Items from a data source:
►

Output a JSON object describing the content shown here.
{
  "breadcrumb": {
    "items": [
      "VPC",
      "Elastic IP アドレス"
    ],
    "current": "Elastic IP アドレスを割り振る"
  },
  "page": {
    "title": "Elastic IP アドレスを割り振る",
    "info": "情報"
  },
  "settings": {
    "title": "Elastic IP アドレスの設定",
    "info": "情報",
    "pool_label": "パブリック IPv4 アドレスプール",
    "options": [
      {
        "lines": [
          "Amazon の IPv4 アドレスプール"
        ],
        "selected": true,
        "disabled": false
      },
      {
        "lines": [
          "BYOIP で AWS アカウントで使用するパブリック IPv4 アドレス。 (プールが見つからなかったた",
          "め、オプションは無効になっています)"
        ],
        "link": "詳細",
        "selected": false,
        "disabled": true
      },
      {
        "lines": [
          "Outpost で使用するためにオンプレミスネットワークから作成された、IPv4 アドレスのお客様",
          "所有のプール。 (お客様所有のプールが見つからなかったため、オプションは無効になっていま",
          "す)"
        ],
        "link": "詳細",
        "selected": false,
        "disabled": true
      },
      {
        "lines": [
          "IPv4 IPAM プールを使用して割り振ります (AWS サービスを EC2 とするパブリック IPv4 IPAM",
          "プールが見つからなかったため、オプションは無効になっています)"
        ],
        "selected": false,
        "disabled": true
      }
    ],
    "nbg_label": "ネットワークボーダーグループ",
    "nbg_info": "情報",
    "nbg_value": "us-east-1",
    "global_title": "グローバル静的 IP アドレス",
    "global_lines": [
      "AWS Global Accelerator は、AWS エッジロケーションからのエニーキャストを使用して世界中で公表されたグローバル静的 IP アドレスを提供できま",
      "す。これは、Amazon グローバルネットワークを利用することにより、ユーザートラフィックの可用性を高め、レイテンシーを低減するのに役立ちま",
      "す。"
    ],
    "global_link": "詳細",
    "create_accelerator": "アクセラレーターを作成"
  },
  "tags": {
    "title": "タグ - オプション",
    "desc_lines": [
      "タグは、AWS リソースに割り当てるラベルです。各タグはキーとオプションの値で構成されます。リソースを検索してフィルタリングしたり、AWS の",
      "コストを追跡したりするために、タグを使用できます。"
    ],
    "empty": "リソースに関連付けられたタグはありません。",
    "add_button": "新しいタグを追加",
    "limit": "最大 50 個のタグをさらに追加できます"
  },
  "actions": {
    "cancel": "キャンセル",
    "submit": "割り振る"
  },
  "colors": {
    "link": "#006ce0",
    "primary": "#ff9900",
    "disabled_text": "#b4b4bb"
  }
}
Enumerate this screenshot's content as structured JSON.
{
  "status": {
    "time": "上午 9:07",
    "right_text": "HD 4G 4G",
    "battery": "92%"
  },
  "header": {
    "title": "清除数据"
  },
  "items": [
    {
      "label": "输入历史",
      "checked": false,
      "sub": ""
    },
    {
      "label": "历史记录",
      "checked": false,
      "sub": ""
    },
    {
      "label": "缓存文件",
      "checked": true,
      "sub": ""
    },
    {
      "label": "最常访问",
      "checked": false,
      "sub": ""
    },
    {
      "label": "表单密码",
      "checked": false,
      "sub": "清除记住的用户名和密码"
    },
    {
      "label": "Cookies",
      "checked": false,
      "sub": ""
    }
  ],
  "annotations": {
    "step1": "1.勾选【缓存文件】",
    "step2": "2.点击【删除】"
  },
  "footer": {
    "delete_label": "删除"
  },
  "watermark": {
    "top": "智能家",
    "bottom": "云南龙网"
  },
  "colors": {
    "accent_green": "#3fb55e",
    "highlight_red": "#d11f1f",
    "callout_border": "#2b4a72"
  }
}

◄

Search the data above for the string "Elastic" and return every line that has it.

FULL RESPONSE:
      "Elastic IP アドレス"
    "current": "Elastic IP アドレスを割り振る"
    "title": "Elastic IP アドレスを割り振る",
    "title": "Elastic IP アドレスの設定",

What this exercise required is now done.